§ **Set task**: Would you quote the material below in full and unchanged?

Records from a collection:

(begin)

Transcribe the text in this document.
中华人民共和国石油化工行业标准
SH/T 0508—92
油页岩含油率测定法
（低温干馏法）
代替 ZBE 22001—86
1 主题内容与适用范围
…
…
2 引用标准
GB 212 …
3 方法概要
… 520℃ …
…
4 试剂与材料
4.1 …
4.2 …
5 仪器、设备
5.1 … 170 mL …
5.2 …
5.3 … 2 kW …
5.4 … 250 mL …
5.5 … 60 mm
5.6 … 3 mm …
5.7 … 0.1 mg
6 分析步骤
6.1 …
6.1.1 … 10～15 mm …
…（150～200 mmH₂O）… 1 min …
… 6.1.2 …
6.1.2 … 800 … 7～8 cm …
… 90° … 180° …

(end)

§ **Full output**:
Transcribe the text in this document.
中华人民共和国石油化工行业标准
SH/T 0508—92
油页岩含油率测定法
（低温干馏法）
代替 ZBE 22001—86
1 主题内容与适用范围
…
…
2 引用标准
GB 212 …
3 方法概要
… 520℃ …
…
4 试剂与材料
4.1 …
4.2 …
5 仪器、设备
5.1 … 170 mL …
5.2 …
5.3 … 2 kW …
5.4 … 250 mL …
5.5 … 60 mm
5.6 … 3 mm …
5.7 … 0.1 mg
6 分析步骤
6.1 …
6.1.1 … 10～15 mm …
…（150～200 mmH₂O）… 1 min …
… 6.1.2 …
6.1.2 … 800 … 7～8 cm …
… 90° … 180° …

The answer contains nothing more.